Problem requirements » From the entries below, list each line with "data".
====
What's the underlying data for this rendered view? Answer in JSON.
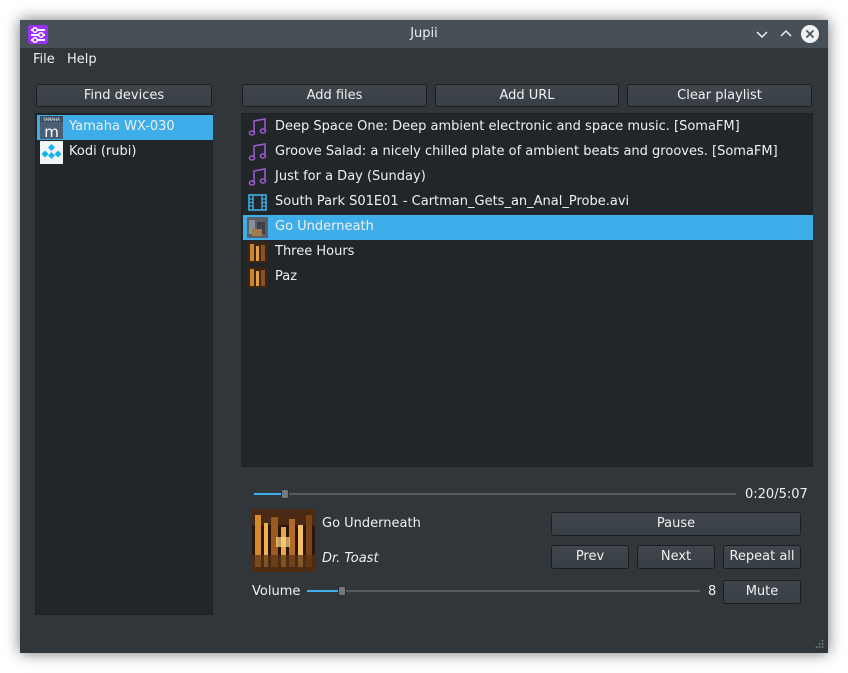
{
  "window": {
    "title": "Jupii"
  },
  "menu": [
    "File",
    "Help"
  ],
  "devices_panel": {
    "find_button": "Find devices",
    "items": [
      {
        "label": "Yamaha WX-030",
        "icon": "yamaha-musiccast-icon",
        "selected": true
      },
      {
        "label": "Kodi (rubi)",
        "icon": "kodi-icon",
        "selected": false
      }
    ]
  },
  "toolbar": {
    "add_files": "Add files",
    "add_url": "Add URL",
    "clear_playlist": "Clear playlist"
  },
  "playlist": [
    {
      "label": "Deep Space One: Deep ambient electronic and space music. [SomaFM]",
      "icon": "music-note-icon"
    },
    {
      "label": "Groove Salad: a nicely chilled plate of ambient beats and grooves. [SomaFM]",
      "icon": "music-note-icon"
    },
    {
      "label": "Just for a Day (Sunday)",
      "icon": "music-note-icon"
    },
    {
      "label": "South Park S01E01 - Cartman_Gets_an_Anal_Probe.avi",
      "icon": "film-icon"
    },
    {
      "label": "Go Underneath",
      "icon": "album-art-thumbnail",
      "selected": true
    },
    {
      "label": "Three Hours",
      "icon": "album-art-thumbnail"
    },
    {
      "label": "Paz",
      "icon": "album-art-thumbnail"
    }
  ],
  "player": {
    "time": "0:20/5:07",
    "progress_fraction": 0.065,
    "track_title": "Go Underneath",
    "artist": "Dr. Toast",
    "pause": "Pause",
    "prev": "Prev",
    "next": "Next",
    "repeat": "Repeat all",
    "volume_label": "Volume",
    "volume_value": "8",
    "volume_fraction": 0.09,
    "mute": "Mute"
  },
  "colors": {
    "accent": "#3daee9",
    "window_bg": "#31363b",
    "list_bg": "#232629",
    "titlebar": "#475057",
    "app_icon": "#9b30ff"
  }
}
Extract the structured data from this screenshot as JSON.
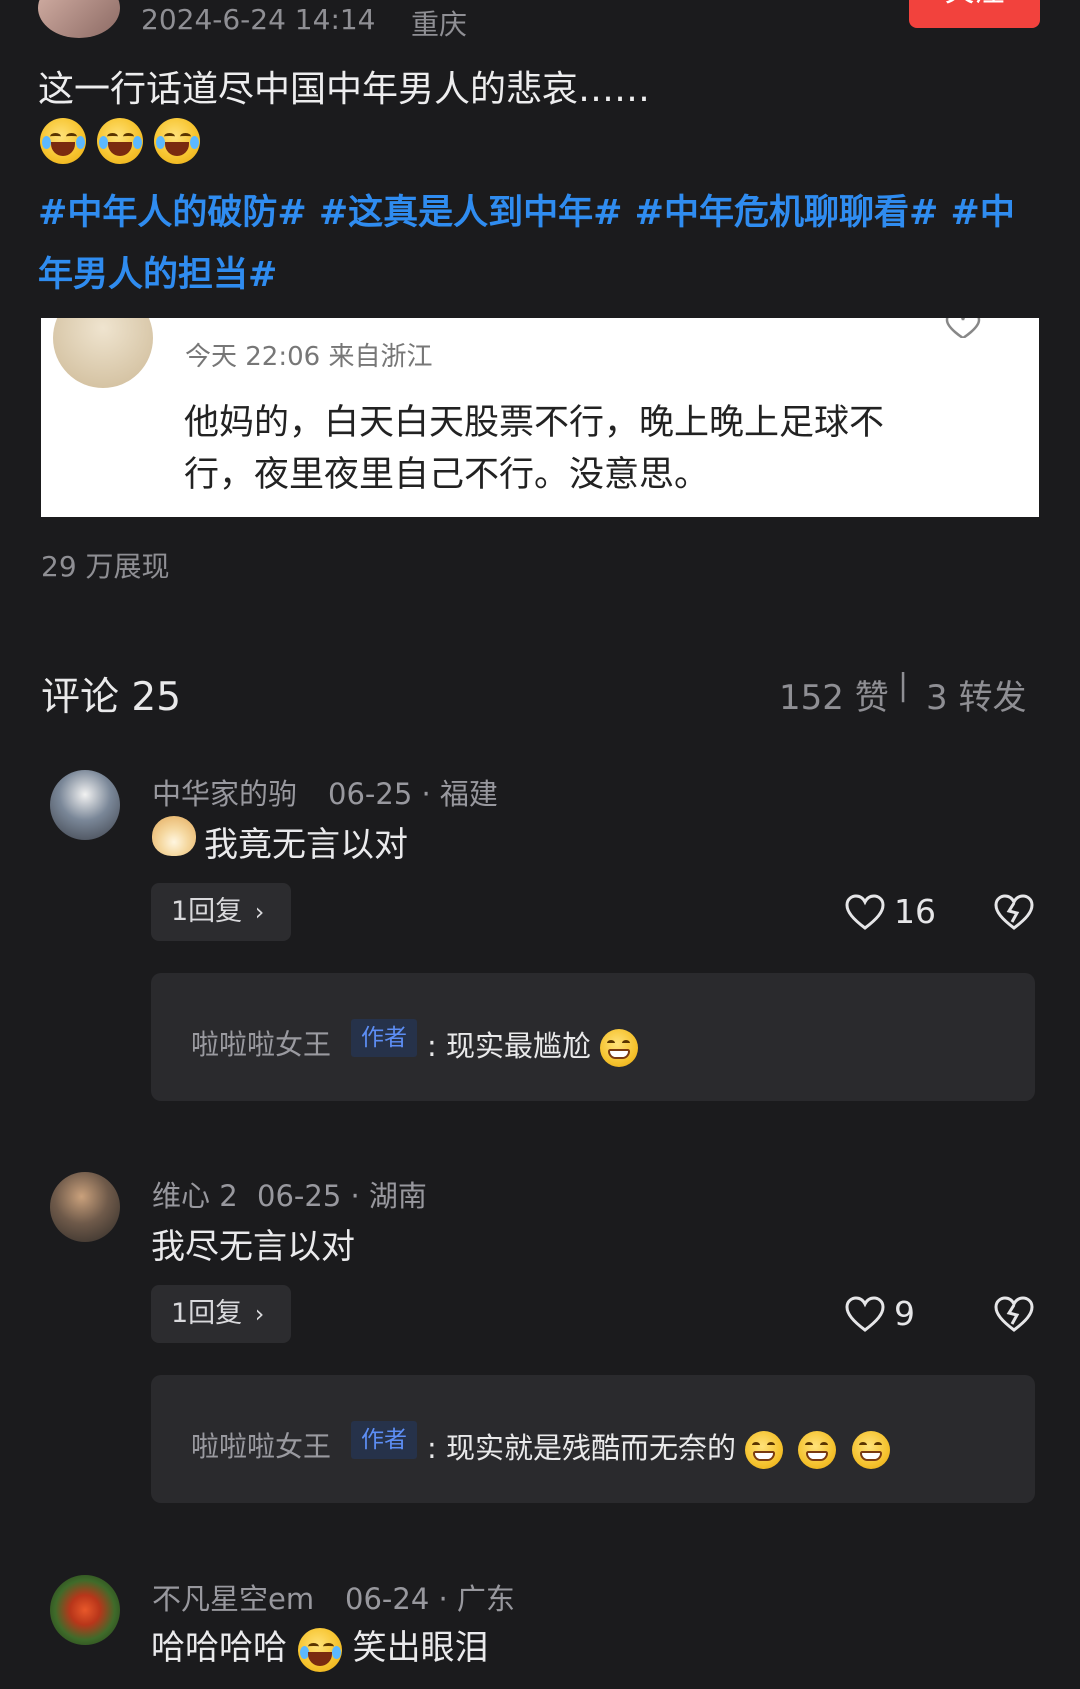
{
  "post": {
    "timestamp": "2024-6-24 14:14",
    "location": "重庆",
    "follow_label": "关注",
    "text": "这一行话道尽中国中年男人的悲哀……",
    "hashtags_line1": "#中年人的破防# #这真是人到中年# #中年危机聊聊看# #中",
    "hashtags_line2": "年男人的担当#",
    "impressions": "29 万展现"
  },
  "embedded_screenshot": {
    "meta": "今天 22:06 来自浙江",
    "line1": "他妈的，白天白天股票不行，晚上晚上足球不",
    "line2": "行，夜里夜里自己不行。没意思。"
  },
  "comments_header": {
    "title": "评论 25",
    "likes": "152 赞",
    "separator": "|",
    "shares": "3 转发"
  },
  "comments": [
    {
      "user": "中华家的驹",
      "meta": "06-25 · 福建",
      "text": "我竟无言以对",
      "reply_btn": "1回复",
      "likes": "16",
      "reply": {
        "user": "啦啦啦女王",
        "tag": "作者",
        "text": ": 现实最尴尬"
      }
    },
    {
      "user": "维心 2",
      "meta": "06-25 · 湖南",
      "text": "我尽无言以对",
      "reply_btn": "1回复",
      "likes": "9",
      "reply": {
        "user": "啦啦啦女王",
        "tag": "作者",
        "text": ": 现实就是残酷而无奈的"
      }
    },
    {
      "user": "不凡星空em",
      "meta": "06-24 · 广东",
      "text_a": "哈哈哈哈",
      "text_b": "笑出眼泪"
    }
  ],
  "colors": {
    "background": "#1b1b1d",
    "hashtag": "#2f8cf0",
    "follow": "#f2423d",
    "author_tag": "#5d8ef5"
  }
}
====
Solution to the exercise »
What's the underlying data for this rendered view? Answer in JSON.
Extract the structured data from this screenshot as JSON.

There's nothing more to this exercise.